#### EXERCISE BRIEF
Read the records and gather each line that includes "Windows".

....................

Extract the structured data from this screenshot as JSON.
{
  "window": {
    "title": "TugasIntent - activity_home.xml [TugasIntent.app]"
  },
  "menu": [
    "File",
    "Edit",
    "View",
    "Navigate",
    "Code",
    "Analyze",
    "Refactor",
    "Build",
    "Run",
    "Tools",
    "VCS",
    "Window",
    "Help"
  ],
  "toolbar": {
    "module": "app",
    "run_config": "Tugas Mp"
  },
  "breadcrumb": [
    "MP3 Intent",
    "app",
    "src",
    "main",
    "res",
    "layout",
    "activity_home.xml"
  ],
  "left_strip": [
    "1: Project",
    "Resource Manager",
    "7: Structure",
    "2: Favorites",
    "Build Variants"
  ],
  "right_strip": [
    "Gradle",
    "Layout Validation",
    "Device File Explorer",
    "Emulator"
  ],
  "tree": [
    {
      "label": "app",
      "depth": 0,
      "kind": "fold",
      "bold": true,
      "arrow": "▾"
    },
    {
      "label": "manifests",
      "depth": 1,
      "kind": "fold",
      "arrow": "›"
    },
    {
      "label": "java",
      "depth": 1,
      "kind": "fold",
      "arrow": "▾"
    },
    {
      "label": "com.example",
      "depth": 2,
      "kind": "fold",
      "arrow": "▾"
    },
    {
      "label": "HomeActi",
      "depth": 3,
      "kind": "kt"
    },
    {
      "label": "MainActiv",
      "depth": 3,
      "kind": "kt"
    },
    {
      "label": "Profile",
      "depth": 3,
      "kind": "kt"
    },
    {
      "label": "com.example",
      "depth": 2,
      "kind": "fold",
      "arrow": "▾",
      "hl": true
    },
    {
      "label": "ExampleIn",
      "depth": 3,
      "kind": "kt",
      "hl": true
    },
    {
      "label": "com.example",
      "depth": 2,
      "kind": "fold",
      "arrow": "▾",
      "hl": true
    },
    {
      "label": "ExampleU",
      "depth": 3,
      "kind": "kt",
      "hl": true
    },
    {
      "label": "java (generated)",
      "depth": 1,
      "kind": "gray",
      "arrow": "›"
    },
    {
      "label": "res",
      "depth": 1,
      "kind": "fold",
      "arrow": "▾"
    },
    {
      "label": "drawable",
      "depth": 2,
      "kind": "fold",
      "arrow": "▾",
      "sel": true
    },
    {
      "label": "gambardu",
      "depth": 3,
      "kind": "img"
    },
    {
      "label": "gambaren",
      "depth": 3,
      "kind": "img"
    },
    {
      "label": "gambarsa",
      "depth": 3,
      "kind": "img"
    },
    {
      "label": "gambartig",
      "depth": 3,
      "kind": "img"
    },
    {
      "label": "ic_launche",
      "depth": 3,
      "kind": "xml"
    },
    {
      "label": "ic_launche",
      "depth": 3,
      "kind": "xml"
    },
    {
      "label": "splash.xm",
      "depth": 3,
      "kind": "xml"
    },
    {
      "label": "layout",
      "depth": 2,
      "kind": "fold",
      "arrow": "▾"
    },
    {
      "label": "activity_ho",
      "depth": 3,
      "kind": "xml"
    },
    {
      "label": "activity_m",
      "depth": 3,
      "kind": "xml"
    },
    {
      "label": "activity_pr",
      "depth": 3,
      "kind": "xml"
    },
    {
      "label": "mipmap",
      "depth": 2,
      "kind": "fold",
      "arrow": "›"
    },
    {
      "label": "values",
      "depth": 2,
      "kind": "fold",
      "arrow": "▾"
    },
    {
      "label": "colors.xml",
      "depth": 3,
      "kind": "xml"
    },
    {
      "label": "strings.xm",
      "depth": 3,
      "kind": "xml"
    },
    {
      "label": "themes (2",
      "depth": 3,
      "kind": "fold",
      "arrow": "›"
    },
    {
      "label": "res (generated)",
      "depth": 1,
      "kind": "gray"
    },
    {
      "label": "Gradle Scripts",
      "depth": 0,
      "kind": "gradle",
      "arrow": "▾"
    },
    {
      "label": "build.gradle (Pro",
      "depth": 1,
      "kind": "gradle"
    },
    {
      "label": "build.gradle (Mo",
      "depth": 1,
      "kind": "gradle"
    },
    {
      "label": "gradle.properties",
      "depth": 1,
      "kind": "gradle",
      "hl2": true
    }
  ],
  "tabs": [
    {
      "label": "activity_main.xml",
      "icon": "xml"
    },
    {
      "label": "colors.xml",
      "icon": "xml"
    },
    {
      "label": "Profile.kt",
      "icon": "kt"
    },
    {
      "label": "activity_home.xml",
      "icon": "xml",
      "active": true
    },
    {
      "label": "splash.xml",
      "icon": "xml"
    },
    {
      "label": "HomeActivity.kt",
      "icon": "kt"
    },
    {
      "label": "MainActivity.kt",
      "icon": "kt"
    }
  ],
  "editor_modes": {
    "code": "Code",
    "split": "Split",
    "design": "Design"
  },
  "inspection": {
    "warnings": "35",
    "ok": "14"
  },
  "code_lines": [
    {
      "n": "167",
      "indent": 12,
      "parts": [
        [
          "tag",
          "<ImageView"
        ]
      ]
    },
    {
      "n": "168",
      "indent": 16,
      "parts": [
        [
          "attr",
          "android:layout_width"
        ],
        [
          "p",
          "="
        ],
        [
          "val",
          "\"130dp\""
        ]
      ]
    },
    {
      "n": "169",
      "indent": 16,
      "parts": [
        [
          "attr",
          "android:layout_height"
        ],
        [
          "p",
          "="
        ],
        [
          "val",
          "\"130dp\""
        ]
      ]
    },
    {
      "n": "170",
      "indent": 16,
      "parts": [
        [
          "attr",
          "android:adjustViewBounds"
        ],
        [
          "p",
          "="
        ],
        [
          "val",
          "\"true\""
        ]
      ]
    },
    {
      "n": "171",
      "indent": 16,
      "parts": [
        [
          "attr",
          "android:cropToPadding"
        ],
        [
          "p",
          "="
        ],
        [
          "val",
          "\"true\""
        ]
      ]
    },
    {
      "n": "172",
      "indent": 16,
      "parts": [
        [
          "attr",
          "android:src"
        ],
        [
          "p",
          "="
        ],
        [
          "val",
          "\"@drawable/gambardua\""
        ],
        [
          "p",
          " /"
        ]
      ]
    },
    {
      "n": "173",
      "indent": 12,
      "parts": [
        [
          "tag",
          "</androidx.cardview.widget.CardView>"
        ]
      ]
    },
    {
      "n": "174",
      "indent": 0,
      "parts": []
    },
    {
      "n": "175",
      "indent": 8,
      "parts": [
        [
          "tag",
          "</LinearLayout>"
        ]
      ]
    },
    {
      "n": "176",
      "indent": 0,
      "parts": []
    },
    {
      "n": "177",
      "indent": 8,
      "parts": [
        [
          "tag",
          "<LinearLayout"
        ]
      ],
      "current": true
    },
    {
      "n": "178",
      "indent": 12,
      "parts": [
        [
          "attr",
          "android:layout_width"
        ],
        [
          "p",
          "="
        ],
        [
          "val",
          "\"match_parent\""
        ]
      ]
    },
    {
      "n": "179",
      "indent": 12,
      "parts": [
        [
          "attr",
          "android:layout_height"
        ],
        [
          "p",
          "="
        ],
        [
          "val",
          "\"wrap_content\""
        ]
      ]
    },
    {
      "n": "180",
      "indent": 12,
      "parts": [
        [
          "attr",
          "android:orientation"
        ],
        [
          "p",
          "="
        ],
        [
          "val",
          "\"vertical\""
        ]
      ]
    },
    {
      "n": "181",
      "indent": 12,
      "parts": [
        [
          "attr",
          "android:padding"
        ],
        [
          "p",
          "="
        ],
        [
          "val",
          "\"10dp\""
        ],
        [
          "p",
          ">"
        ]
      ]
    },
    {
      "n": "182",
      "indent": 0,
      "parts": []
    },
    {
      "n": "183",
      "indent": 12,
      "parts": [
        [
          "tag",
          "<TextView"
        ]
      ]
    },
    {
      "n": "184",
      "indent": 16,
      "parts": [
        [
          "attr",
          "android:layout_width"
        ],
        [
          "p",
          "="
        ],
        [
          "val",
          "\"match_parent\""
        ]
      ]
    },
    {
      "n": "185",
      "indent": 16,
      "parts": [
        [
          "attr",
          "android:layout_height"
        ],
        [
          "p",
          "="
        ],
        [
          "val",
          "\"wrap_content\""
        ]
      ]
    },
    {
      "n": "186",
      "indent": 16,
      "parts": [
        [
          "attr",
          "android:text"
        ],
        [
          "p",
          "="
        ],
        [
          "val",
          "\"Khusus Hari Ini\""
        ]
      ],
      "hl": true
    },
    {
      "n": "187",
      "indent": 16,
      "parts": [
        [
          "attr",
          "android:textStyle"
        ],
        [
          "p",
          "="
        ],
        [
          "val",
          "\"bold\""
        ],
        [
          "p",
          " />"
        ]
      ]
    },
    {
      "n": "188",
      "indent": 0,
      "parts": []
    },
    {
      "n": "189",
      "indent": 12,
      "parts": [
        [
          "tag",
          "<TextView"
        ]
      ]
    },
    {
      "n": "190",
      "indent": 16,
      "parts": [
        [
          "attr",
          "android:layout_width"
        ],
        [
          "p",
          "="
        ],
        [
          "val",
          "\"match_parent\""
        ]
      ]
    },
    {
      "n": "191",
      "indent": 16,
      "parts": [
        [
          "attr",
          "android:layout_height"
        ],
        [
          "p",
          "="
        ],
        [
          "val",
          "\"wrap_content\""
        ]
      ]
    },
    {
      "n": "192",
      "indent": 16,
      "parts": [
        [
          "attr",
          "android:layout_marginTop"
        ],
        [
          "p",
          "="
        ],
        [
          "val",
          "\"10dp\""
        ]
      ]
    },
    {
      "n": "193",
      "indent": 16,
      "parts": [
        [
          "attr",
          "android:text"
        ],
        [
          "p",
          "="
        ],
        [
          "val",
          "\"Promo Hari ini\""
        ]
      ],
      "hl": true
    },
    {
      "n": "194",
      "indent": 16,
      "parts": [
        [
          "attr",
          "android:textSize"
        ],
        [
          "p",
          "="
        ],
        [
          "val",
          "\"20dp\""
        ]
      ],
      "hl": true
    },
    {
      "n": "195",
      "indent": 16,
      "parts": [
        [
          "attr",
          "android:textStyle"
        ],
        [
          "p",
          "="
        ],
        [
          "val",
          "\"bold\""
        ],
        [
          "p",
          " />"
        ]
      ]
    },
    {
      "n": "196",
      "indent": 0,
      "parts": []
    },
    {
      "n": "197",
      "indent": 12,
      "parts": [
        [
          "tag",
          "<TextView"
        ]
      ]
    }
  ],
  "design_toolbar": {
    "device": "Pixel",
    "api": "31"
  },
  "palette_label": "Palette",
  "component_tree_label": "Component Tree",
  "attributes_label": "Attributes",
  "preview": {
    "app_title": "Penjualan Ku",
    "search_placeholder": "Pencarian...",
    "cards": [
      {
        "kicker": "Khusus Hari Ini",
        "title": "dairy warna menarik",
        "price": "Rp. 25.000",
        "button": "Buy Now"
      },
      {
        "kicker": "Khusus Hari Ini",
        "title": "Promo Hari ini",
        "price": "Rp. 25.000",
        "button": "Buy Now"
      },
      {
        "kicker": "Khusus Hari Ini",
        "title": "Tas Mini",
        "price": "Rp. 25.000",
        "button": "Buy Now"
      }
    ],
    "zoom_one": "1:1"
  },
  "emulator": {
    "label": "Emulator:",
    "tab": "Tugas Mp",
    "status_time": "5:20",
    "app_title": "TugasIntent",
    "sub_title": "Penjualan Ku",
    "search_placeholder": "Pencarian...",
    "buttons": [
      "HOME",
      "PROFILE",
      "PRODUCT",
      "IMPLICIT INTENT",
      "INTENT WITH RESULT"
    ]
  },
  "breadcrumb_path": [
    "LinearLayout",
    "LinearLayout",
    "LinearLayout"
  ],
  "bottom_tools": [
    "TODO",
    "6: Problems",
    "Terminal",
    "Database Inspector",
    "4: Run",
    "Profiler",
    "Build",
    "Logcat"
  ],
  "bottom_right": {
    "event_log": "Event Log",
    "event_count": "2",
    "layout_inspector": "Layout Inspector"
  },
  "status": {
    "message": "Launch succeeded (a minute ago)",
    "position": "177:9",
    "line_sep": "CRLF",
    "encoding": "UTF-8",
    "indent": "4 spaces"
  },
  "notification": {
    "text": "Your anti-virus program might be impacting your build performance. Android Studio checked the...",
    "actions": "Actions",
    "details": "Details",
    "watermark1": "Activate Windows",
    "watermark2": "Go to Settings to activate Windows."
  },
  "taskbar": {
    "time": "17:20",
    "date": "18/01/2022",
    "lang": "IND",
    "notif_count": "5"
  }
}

....................

#### RESPONSE TO THIS TASK
    "watermark1": "Activate Windows",
    "watermark2": "Go to Settings to activate Windows."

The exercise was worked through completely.